▸ **What is asked**
Show every line of the records below that contains the word "state".

───── Input rows ─────

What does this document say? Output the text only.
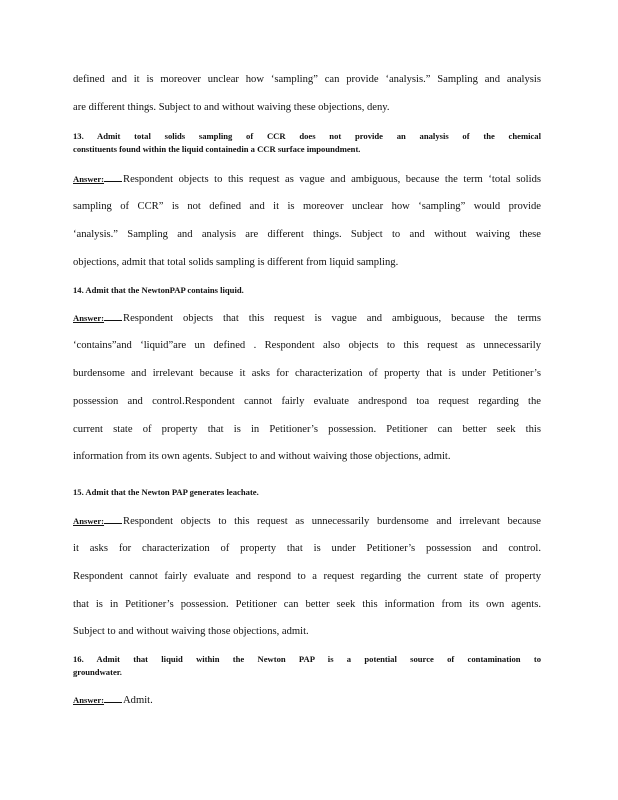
defined and it is moreover unclear how ‘sampling” can provide ‘analysis.” Sampling and analysis
are different things. Subject to and without waiving these objections, deny.
13. Admit total solids sampling of CCR does not provide an analysis of the chemical
constituents found within the liquid containedin a CCR surface impoundment.
Answer: Respondent objects to this request as vague and ambiguous, because the term ‘total solids
sampling of CCR” is not defined and it is moreover unclear how ‘sampling” would provide
‘analysis.” Sampling and analysis are different things. Subject to and without waiving these
objections, admit that total solids sampling is different from liquid sampling.
14. Admit that the NewtonPAP contains liquid.
Answer: Respondent objects that this request is vague and ambiguous, because the terms
‘contains”and ‘liquid”are un defined . Respondent also objects to this request as unnecessarily
burdensome and irrelevant because it asks for characterization of property that is under Petitioner’s
possession and control.Respondent cannot fairly evaluate andrespond toa request regarding the
current state of property that is in Petitioner’s possession. Petitioner can better seek this
information from its own agents. Subject to and without waiving those objections, admit.
15. Admit that the Newton PAP generates leachate.
Answer: Respondent objects to this request as unnecessarily burdensome and irrelevant because
it asks for characterization of property that is under Petitioner’s possession and control.
Respondent cannot fairly evaluate and respond to a request regarding the current state of property
that is in Petitioner’s possession. Petitioner can better seek this information from its own agents.
Subject to and without waiving those objections, admit.
16. Admit that liquid within the Newton PAP is a potential source of contamination to
groundwater.
Answer: Admit.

─────

▸ **Answer for this exercise**
current state of property that is in Petitioner’s possession. Petitioner can better seek this
Respondent cannot fairly evaluate and respond to a request regarding the current state of property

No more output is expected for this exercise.